- **EXERCISE DIRECTIONS**
Starting with the first line of the items and going on through the line with "q4-note-line1: Opgi herred", write those lines out again with "Fødested" switched to "Birthplace" and everything else left unchanged.

- **DATA SHOWN**
·····
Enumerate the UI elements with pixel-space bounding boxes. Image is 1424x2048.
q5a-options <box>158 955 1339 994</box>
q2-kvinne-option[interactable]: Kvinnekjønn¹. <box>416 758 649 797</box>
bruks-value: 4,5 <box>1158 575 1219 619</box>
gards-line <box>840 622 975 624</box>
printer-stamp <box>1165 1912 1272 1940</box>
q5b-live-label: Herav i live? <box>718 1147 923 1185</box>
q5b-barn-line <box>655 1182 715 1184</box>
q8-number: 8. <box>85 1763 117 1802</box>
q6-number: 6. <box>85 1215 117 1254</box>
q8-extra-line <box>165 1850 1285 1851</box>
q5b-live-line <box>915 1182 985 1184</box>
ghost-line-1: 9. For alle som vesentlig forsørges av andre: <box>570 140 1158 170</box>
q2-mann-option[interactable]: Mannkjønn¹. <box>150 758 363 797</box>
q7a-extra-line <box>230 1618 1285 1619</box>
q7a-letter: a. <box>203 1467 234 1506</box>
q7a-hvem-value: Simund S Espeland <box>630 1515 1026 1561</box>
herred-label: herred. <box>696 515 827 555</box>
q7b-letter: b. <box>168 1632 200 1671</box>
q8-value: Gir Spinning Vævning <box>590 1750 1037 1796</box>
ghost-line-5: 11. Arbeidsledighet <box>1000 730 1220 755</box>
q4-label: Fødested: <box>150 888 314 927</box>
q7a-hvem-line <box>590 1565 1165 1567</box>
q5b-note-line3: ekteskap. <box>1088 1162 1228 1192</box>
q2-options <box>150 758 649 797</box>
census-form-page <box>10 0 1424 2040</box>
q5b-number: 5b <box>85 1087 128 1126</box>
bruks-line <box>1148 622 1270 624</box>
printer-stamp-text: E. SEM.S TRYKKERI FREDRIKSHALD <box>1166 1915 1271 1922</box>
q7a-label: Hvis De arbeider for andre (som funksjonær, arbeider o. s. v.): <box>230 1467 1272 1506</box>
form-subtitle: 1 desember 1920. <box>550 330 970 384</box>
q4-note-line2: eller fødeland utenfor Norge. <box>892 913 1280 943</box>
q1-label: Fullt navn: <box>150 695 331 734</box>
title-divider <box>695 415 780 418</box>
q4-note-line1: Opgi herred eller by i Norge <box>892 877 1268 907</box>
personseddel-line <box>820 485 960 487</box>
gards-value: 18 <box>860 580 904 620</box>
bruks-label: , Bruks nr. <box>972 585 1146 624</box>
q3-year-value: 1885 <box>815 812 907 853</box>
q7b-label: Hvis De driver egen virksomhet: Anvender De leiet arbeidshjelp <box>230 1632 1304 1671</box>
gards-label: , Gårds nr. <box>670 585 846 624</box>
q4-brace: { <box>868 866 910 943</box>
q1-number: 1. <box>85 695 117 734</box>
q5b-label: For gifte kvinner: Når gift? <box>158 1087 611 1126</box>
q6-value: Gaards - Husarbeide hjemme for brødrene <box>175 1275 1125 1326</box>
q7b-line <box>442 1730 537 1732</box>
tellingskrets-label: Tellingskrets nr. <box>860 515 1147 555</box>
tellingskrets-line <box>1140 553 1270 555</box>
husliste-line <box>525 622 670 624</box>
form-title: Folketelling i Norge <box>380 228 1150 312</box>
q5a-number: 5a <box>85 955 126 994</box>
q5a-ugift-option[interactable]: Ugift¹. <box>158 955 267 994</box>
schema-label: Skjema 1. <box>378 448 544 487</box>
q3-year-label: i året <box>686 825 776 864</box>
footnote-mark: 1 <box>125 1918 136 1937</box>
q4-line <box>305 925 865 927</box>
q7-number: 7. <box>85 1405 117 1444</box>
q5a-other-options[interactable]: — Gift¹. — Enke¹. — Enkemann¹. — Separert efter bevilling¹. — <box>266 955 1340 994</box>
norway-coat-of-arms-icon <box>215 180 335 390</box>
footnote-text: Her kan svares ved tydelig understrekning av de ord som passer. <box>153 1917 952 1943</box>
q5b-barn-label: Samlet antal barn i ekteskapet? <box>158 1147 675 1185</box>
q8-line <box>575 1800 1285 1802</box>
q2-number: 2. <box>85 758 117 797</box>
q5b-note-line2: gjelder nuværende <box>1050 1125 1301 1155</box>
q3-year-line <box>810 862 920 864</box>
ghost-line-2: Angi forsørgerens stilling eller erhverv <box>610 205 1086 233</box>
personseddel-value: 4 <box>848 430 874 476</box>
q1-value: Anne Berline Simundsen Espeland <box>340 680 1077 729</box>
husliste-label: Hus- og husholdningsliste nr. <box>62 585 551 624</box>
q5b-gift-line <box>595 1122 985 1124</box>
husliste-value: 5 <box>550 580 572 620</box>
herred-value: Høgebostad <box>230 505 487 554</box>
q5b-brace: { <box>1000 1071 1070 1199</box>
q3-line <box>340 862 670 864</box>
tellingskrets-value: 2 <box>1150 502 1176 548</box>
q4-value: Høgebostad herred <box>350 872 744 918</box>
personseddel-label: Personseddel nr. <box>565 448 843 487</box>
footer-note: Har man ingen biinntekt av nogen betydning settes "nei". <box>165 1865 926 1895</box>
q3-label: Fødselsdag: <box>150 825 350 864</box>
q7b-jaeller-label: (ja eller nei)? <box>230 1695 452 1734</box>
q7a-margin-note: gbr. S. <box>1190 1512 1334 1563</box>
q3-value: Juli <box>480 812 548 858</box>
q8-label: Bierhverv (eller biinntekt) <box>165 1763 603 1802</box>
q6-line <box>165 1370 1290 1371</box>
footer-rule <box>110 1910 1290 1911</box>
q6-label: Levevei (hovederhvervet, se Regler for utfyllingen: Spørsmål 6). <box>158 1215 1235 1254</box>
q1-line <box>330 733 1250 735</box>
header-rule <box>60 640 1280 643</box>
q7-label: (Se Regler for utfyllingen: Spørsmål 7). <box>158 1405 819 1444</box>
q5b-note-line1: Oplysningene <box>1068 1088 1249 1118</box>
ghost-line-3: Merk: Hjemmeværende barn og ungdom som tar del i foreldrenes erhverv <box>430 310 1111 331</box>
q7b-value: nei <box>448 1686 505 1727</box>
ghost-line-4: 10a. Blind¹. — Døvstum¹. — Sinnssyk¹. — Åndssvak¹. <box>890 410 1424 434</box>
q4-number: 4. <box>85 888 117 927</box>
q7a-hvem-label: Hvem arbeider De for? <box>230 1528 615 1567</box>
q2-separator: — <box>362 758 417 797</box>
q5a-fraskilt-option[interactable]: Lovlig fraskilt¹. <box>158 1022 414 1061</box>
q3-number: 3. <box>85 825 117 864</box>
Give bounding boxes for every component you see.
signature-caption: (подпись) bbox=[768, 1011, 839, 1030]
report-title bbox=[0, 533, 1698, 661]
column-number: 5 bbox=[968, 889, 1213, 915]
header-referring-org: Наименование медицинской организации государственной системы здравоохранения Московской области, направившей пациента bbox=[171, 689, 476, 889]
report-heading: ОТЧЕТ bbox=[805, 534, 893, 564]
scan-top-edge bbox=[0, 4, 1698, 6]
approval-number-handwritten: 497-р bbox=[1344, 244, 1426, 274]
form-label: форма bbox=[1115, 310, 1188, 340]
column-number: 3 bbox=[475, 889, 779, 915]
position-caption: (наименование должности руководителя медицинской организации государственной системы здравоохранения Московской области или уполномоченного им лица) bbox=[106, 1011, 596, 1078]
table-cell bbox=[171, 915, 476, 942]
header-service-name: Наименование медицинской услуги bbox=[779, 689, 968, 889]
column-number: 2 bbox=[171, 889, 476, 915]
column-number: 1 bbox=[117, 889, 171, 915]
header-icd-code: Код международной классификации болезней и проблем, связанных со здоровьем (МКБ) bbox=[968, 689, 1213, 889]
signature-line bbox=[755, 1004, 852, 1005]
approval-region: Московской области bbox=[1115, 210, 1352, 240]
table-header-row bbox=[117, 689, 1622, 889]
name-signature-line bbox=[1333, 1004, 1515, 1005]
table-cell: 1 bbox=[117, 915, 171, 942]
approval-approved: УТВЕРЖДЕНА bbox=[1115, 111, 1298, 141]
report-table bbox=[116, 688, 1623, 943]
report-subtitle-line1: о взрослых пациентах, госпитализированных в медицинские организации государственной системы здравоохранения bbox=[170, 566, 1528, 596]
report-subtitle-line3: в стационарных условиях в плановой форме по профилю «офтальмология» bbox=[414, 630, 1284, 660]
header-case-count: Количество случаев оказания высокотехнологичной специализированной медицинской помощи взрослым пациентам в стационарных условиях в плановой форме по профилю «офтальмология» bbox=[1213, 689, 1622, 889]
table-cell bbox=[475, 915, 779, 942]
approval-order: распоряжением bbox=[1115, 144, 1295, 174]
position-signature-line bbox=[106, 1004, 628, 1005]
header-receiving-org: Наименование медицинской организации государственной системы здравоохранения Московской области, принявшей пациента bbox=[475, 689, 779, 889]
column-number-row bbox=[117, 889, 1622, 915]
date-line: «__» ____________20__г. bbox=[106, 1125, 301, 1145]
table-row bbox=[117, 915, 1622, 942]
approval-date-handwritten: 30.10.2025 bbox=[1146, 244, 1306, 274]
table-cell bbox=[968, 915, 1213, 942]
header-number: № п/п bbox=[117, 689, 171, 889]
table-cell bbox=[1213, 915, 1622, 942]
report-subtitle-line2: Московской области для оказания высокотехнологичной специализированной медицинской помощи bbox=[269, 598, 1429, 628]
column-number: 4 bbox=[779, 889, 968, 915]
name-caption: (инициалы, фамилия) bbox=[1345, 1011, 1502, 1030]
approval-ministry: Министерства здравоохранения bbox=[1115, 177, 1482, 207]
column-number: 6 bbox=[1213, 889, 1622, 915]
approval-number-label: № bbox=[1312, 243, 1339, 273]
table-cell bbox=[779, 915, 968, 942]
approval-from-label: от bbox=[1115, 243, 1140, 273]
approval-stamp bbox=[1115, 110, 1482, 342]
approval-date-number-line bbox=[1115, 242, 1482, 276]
·····
- **EXERCISE RESULT**
Enumerate the UI elements with pixel-space bounding boxes. Image is 1424x2048.
q5a-options <box>158 955 1339 994</box>
q2-kvinne-option[interactable]: Kvinnekjønn¹. <box>416 758 649 797</box>
bruks-value: 4,5 <box>1158 575 1219 619</box>
gards-line <box>840 622 975 624</box>
printer-stamp <box>1165 1912 1272 1940</box>
q5b-live-label: Herav i live? <box>718 1147 923 1185</box>
q5b-barn-line <box>655 1182 715 1184</box>
q8-number: 8. <box>85 1763 117 1802</box>
q6-number: 6. <box>85 1215 117 1254</box>
q8-extra-line <box>165 1850 1285 1851</box>
q5b-live-line <box>915 1182 985 1184</box>
ghost-line-1: 9. For alle som vesentlig forsørges av andre: <box>570 140 1158 170</box>
q2-mann-option[interactable]: Mannkjønn¹. <box>150 758 363 797</box>
q7a-extra-line <box>230 1618 1285 1619</box>
q7a-letter: a. <box>203 1467 234 1506</box>
q7a-hvem-value: Simund S Espeland <box>630 1515 1026 1561</box>
herred-label: herred. <box>696 515 827 555</box>
q7b-letter: b. <box>168 1632 200 1671</box>
q8-value: Gir Spinning Vævning <box>590 1750 1037 1796</box>
ghost-line-5: 11. Arbeidsledighet <box>1000 730 1220 755</box>
q4-label: Birthplace: <box>150 888 314 927</box>
q7a-hvem-line <box>590 1565 1165 1567</box>
q5b-note-line3: ekteskap. <box>1088 1162 1228 1192</box>
q2-options <box>150 758 649 797</box>
census-form-page <box>10 0 1424 2040</box>
q5b-number: 5b <box>85 1087 128 1126</box>
bruks-line <box>1148 622 1270 624</box>
printer-stamp-text: E. SEM.S TRYKKERI FREDRIKSHALD <box>1166 1915 1271 1922</box>
q7a-label: Hvis De arbeider for andre (som funksjonær, arbeider o. s. v.): <box>230 1467 1272 1506</box>
form-subtitle: 1 desember 1920. <box>550 330 970 384</box>
q4-note-line2: eller fødeland utenfor Norge. <box>892 913 1280 943</box>
q1-label: Fullt navn: <box>150 695 331 734</box>
title-divider <box>695 415 780 418</box>
q4-note-line1: Opgi herred eller by i Norge <box>892 877 1268 907</box>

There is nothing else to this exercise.